START Exercise data

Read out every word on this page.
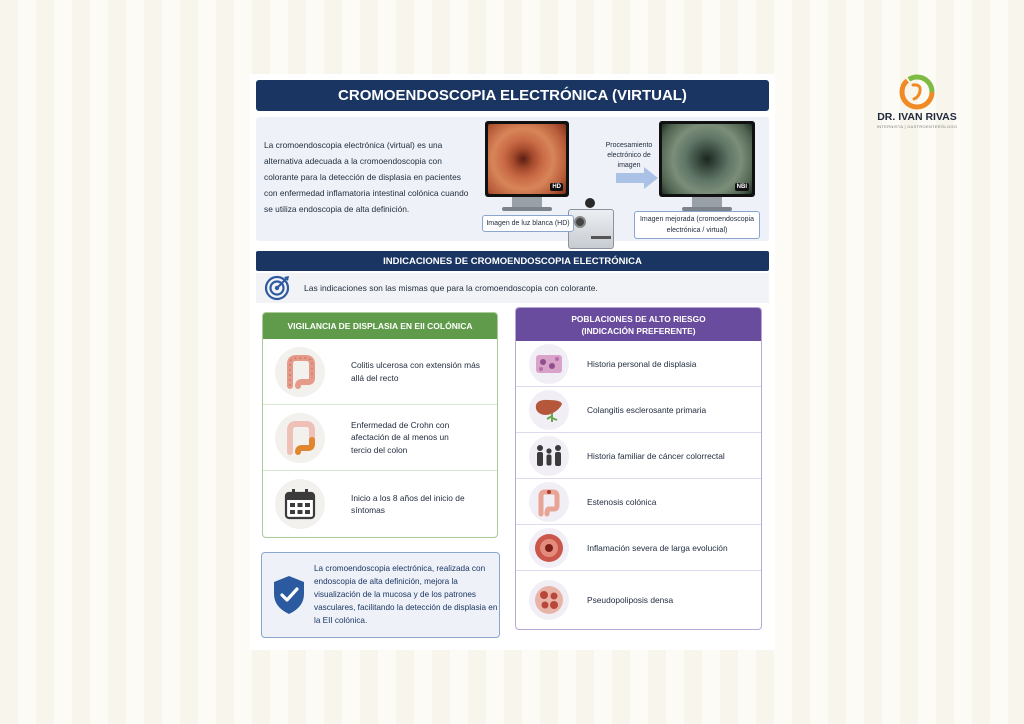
CROMOENDOSCOPIA ELECTRÓNICA (VIRTUAL)
La cromoendoscopia electrónica (virtual) es una alternativa adecuada a la cromoendoscopia con colorante para la detección de displasia en pacientes con enfermedad inflamatoria intestinal colónica cuando se utiliza endoscopia de alta definición.
HD
Procesamiento electrónico de imagen
NBI
Imagen de luz blanca (HD)
Imagen mejorada (cromoendoscopia electrónica / virtual)
INDICACIONES DE CROMOENDOSCOPIA ELECTRÓNICA
Las indicaciones son las mismas que para la cromoendoscopia con colorante.
VIGILANCIA DE DISPLASIA EN EII COLÓNICA
Colitis ulcerosa con extensión más allá del recto
Enfermedad de Crohn con afectación de al menos un tercio del colon
Inicio a los 8 años del inicio de síntomas
La cromoendoscopia electrónica, realizada con endoscopia de alta definición, mejora la visualización de la mucosa y de los patrones vasculares, facilitando la detección de displasia en la EII colónica.
POBLACIONES DE ALTO RIESGO
(INDICACIÓN PREFERENTE)
Historia personal de displasia
Colangitis esclerosante primaria
Historia familiar de cáncer colorrectal
Estenosis colónica
Inflamación severa de larga evolución
Pseudopoliposis densa
DR. IVAN RIVAS
INTERNISTA | GASTROENTERÓLOGO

END Exercise data

### Exercise requirements
Find every line in the records above that holds the word "para", and copy each one.

### Final result
La cromoendoscopia electrónica (virtual) es una alternativa adecuada a la cromoendoscopia con colorante para la detección de displasia en pacientes con enfermedad inflamatoria intestinal colónica cuando se utiliza endoscopia de alta definición.
Las indicaciones son las mismas que para la cromoendoscopia con colorante.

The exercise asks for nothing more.